Gather the lines from the material that contain "информации".

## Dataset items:
════════

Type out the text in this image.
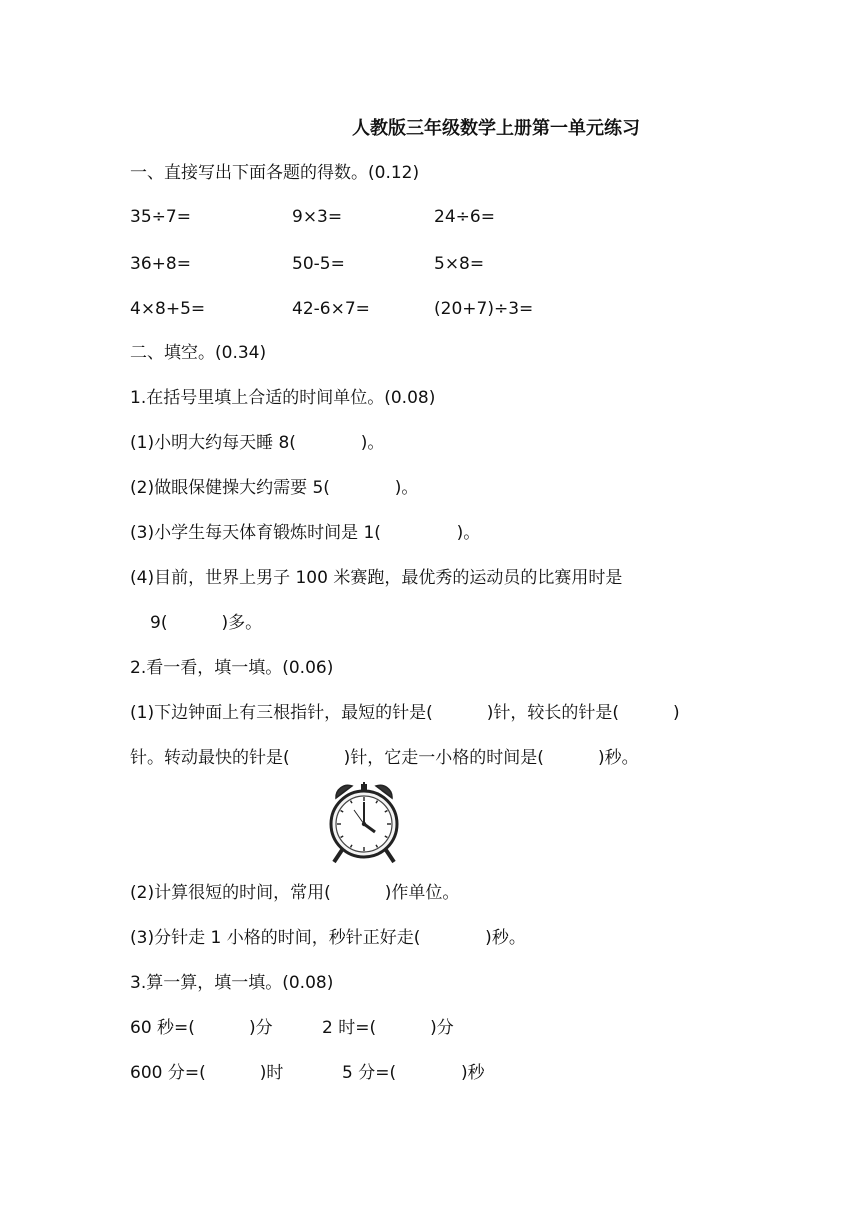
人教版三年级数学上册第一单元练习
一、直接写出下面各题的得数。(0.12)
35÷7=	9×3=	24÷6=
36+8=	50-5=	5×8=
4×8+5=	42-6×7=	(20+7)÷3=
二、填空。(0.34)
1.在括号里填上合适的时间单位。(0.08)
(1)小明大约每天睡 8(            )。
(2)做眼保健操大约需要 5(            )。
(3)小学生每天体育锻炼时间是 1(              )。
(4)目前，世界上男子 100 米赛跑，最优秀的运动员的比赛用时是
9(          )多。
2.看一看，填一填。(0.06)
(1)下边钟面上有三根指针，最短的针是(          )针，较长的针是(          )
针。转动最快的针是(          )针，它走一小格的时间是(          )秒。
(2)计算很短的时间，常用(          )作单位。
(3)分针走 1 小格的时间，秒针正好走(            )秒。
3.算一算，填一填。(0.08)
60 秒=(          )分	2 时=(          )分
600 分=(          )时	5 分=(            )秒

════════

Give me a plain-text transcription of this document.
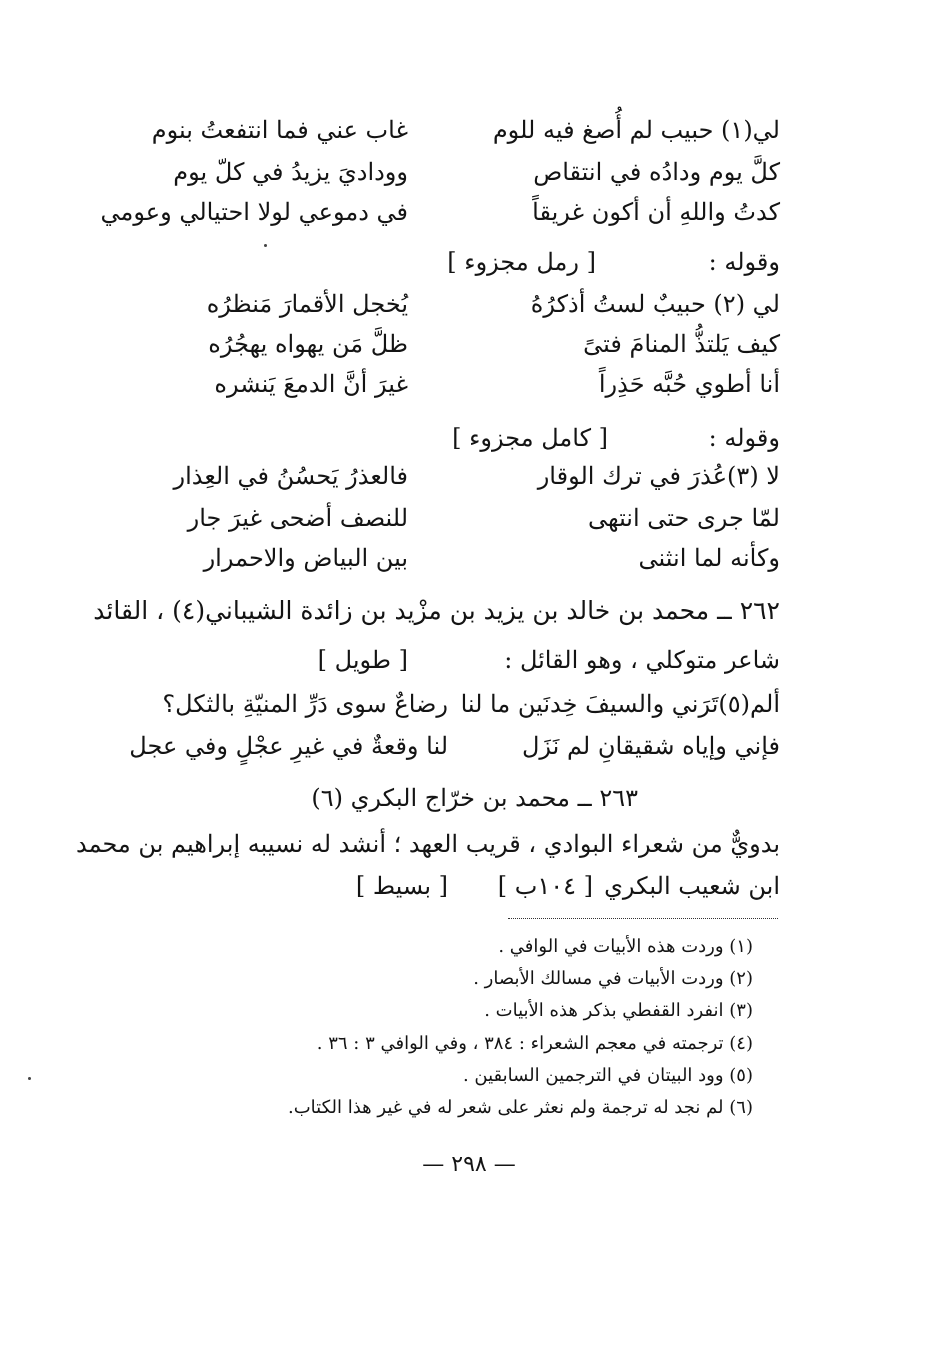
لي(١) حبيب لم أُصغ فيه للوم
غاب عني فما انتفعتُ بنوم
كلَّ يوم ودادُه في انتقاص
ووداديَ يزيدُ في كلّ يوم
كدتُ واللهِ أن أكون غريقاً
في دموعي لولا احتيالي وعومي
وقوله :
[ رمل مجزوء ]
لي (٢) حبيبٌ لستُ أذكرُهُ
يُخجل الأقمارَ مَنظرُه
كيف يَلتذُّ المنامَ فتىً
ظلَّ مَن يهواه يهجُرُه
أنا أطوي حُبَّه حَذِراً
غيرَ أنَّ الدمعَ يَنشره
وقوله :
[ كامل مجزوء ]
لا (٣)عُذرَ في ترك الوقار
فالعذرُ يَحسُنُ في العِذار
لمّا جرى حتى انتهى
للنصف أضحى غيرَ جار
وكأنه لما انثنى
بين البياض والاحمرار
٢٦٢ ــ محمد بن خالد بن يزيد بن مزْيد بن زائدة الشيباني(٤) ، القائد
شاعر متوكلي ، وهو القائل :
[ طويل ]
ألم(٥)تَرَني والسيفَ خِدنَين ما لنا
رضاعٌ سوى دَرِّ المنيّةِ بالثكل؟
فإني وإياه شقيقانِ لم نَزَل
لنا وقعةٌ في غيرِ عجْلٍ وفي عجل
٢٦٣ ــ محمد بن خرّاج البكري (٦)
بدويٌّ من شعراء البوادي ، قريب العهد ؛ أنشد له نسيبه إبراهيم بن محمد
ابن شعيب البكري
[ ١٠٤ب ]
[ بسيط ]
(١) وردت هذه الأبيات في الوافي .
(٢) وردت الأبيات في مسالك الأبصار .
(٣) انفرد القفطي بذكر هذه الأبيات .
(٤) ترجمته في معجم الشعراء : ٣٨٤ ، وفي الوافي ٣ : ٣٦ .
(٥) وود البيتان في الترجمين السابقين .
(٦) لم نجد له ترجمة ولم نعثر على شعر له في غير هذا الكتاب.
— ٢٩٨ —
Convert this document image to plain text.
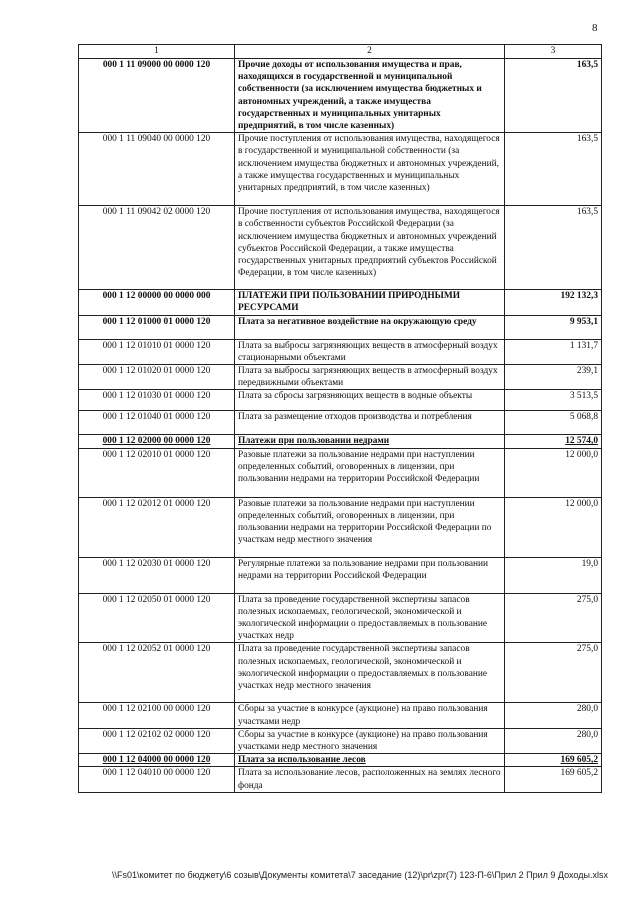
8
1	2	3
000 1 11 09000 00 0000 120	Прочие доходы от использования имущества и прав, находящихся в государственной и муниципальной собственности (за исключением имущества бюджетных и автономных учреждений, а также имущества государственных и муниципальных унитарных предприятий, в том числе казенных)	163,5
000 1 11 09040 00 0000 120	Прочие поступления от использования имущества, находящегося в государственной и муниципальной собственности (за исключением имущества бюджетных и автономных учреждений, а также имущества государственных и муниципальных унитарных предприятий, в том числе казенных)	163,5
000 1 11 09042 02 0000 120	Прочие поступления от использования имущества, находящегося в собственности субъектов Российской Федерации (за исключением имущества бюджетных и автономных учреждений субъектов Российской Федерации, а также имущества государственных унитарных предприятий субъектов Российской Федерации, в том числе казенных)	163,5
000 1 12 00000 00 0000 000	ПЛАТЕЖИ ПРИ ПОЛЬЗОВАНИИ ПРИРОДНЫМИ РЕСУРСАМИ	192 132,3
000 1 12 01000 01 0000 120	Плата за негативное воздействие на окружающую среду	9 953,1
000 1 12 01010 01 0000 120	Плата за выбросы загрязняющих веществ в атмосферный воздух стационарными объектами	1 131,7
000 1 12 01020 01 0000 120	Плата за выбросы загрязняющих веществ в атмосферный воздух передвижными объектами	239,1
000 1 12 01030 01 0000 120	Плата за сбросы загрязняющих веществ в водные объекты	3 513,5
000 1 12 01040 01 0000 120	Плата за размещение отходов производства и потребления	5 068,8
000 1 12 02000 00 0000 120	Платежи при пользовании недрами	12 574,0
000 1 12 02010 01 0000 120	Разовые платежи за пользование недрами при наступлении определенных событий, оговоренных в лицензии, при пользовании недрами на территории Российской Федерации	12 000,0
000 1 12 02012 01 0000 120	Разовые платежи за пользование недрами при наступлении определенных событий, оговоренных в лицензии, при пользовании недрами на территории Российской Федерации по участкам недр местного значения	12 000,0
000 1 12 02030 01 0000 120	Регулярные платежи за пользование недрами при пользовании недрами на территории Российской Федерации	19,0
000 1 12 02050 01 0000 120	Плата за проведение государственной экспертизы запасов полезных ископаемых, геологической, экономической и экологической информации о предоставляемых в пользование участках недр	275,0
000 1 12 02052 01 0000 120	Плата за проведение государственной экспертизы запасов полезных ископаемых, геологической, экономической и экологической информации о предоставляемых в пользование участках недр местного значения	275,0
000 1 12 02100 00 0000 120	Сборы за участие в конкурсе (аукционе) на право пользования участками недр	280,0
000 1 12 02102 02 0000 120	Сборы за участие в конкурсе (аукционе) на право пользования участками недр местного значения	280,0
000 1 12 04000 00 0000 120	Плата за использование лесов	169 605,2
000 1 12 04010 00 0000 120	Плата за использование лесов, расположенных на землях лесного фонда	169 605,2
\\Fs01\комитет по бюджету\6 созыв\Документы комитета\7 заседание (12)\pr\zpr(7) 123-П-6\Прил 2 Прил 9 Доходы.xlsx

════════

## ANSWER TO THE PROBLEM:
000 1 12 02050 01 0000 120	Плата за проведение государственной экспертизы запасов полезных ископаемых, геологической, экономической и экологической информации о предоставляемых в пользование участках недр	275,0
000 1 12 02052 01 0000 120	Плата за проведение государственной экспертизы запасов полезных ископаемых, геологической, экономической и экологической информации о предоставляемых в пользование участках недр местного значения	275,0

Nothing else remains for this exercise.